==== MATERIALS PROVIDED
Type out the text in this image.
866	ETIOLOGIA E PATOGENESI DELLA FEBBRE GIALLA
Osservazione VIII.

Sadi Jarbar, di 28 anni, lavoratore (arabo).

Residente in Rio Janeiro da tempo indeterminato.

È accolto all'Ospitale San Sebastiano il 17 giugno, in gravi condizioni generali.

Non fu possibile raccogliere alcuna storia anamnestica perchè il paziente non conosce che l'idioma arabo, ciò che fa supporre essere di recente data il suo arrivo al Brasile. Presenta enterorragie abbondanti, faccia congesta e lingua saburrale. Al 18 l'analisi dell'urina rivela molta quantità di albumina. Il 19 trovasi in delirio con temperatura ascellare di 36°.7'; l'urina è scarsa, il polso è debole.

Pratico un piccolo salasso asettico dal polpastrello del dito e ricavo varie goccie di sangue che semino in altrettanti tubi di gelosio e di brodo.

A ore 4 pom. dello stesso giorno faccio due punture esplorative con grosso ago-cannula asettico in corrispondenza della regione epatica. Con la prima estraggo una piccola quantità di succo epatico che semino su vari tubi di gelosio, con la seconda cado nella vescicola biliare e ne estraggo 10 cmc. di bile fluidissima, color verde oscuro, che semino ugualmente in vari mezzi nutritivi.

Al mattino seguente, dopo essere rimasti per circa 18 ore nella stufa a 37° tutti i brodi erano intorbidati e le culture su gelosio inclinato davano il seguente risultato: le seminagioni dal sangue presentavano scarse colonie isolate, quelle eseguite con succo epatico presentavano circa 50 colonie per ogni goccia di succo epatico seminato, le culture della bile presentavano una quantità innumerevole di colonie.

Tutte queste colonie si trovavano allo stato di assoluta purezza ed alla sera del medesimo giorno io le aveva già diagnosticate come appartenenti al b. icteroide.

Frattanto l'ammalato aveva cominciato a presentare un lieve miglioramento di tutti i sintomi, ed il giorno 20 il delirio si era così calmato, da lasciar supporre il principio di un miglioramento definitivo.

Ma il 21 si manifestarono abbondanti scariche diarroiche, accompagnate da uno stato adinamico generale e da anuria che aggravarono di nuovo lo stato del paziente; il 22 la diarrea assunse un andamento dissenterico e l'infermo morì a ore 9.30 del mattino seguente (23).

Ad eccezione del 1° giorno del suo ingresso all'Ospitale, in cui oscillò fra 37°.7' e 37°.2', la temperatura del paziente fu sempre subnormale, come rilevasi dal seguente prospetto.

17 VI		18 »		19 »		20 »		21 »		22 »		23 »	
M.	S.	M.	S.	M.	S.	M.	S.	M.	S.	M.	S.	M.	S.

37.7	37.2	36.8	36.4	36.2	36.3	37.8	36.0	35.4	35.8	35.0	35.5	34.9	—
========
TASK REQUIREMENTS →
The reply is to be an exact repeat of the records above.

WRITTEN RESPONSE →
Type out the text in this image.
866	ETIOLOGIA E PATOGENESI DELLA FEBBRE GIALLA
Osservazione VIII.

Sadi Jarbar, di 28 anni, lavoratore (arabo).

Residente in Rio Janeiro da tempo indeterminato.

È accolto all'Ospitale San Sebastiano il 17 giugno, in gravi condizioni generali.

Non fu possibile raccogliere alcuna storia anamnestica perchè il paziente non conosce che l'idioma arabo, ciò che fa supporre essere di recente data il suo arrivo al Brasile. Presenta enterorragie abbondanti, faccia congesta e lingua saburrale. Al 18 l'analisi dell'urina rivela molta quantità di albumina. Il 19 trovasi in delirio con temperatura ascellare di 36°.7'; l'urina è scarsa, il polso è debole.

Pratico un piccolo salasso asettico dal polpastrello del dito e ricavo varie goccie di sangue che semino in altrettanti tubi di gelosio e di brodo.

A ore 4 pom. dello stesso giorno faccio due punture esplorative con grosso ago-cannula asettico in corrispondenza della regione epatica. Con la prima estraggo una piccola quantità di succo epatico che semino su vari tubi di gelosio, con la seconda cado nella vescicola biliare e ne estraggo 10 cmc. di bile fluidissima, color verde oscuro, che semino ugualmente in vari mezzi nutritivi.

Al mattino seguente, dopo essere rimasti per circa 18 ore nella stufa a 37° tutti i brodi erano intorbidati e le culture su gelosio inclinato davano il seguente risultato: le seminagioni dal sangue presentavano scarse colonie isolate, quelle eseguite con succo epatico presentavano circa 50 colonie per ogni goccia di succo epatico seminato, le culture della bile presentavano una quantità innumerevole di colonie.

Tutte queste colonie si trovavano allo stato di assoluta purezza ed alla sera del medesimo giorno io le aveva già diagnosticate come appartenenti al b. icteroide.

Frattanto l'ammalato aveva cominciato a presentare un lieve miglioramento di tutti i sintomi, ed il giorno 20 il delirio si era così calmato, da lasciar supporre il principio di un miglioramento definitivo.

Ma il 21 si manifestarono abbondanti scariche diarroiche, accompagnate da uno stato adinamico generale e da anuria che aggravarono di nuovo lo stato del paziente; il 22 la diarrea assunse un andamento dissenterico e l'infermo morì a ore 9.30 del mattino seguente (23).

Ad eccezione del 1° giorno del suo ingresso all'Ospitale, in cui oscillò fra 37°.7' e 37°.2', la temperatura del paziente fu sempre subnormale, come rilevasi dal seguente prospetto.

17 VI		18 »		19 »		20 »		21 »		22 »		23 »	
M.	S.	M.	S.	M.	S.	M.	S.	M.	S.	M.	S.	M.	S.

37.7	37.2	36.8	36.4	36.2	36.3	37.8	36.0	35.4	35.8	35.0	35.5	34.9	—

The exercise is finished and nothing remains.